##### Exercise input #####
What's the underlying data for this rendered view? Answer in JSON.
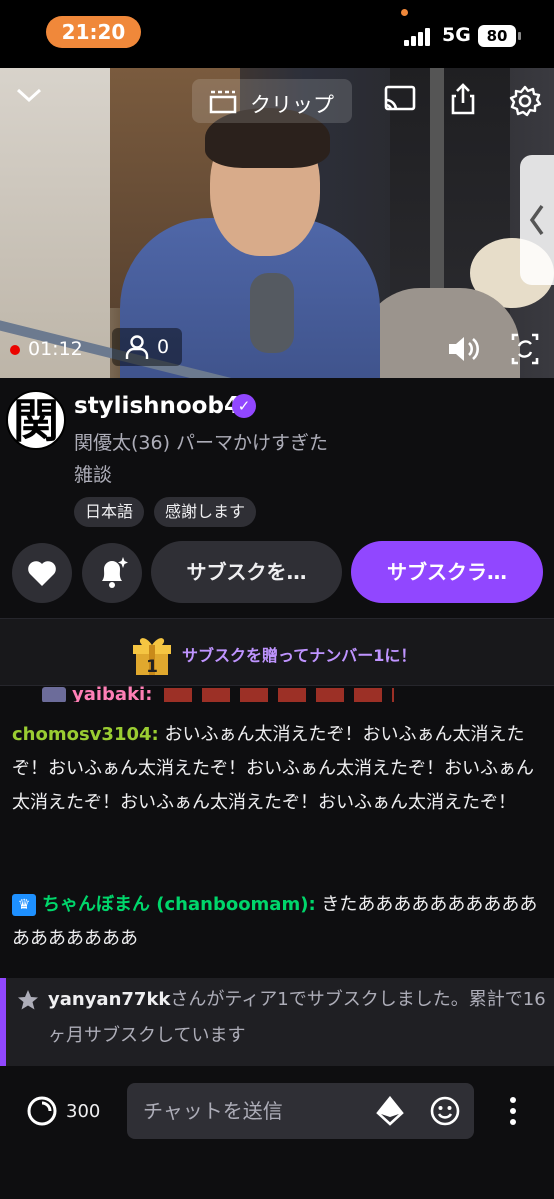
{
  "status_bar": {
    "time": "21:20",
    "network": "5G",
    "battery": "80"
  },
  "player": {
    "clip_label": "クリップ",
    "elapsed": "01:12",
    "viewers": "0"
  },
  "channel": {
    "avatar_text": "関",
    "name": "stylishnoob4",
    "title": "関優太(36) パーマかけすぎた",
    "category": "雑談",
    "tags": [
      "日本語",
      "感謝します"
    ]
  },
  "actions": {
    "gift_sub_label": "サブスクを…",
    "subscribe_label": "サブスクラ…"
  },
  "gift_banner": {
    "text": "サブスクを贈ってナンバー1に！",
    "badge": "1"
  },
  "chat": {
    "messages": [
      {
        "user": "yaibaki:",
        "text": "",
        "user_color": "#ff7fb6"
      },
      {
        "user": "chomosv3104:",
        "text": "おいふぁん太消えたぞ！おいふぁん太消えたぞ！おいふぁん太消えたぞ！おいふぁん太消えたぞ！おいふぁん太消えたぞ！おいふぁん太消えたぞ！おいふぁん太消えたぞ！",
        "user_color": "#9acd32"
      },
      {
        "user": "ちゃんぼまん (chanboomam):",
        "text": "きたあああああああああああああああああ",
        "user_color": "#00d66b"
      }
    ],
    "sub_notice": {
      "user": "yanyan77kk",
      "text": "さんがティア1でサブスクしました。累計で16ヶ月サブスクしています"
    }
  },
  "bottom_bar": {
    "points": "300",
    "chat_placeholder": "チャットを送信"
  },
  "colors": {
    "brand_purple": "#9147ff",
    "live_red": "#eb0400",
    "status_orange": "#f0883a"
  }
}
#####
* **Instructions to follow**: Quote all the lines above exactly as given. Do not include the pictures.

* **Task output**:
What's the underlying data for this rendered view? Answer in JSON.
{
  "status_bar": {
    "time": "21:20",
    "network": "5G",
    "battery": "80"
  },
  "player": {
    "clip_label": "クリップ",
    "elapsed": "01:12",
    "viewers": "0"
  },
  "channel": {
    "avatar_text": "関",
    "name": "stylishnoob4",
    "title": "関優太(36) パーマかけすぎた",
    "category": "雑談",
    "tags": [
      "日本語",
      "感謝します"
    ]
  },
  "actions": {
    "gift_sub_label": "サブスクを…",
    "subscribe_label": "サブスクラ…"
  },
  "gift_banner": {
    "text": "サブスクを贈ってナンバー1に！",
    "badge": "1"
  },
  "chat": {
    "messages": [
      {
        "user": "yaibaki:",
        "text": "",
        "user_color": "#ff7fb6"
      },
      {
        "user": "chomosv3104:",
        "text": "おいふぁん太消えたぞ！おいふぁん太消えたぞ！おいふぁん太消えたぞ！おいふぁん太消えたぞ！おいふぁん太消えたぞ！おいふぁん太消えたぞ！おいふぁん太消えたぞ！",
        "user_color": "#9acd32"
      },
      {
        "user": "ちゃんぼまん (chanboomam):",
        "text": "きたあああああああああああああああああ",
        "user_color": "#00d66b"
      }
    ],
    "sub_notice": {
      "user": "yanyan77kk",
      "text": "さんがティア1でサブスクしました。累計で16ヶ月サブスクしています"
    }
  },
  "bottom_bar": {
    "points": "300",
    "chat_placeholder": "チャットを送信"
  },
  "colors": {
    "brand_purple": "#9147ff",
    "live_red": "#eb0400",
    "status_orange": "#f0883a"
  }
}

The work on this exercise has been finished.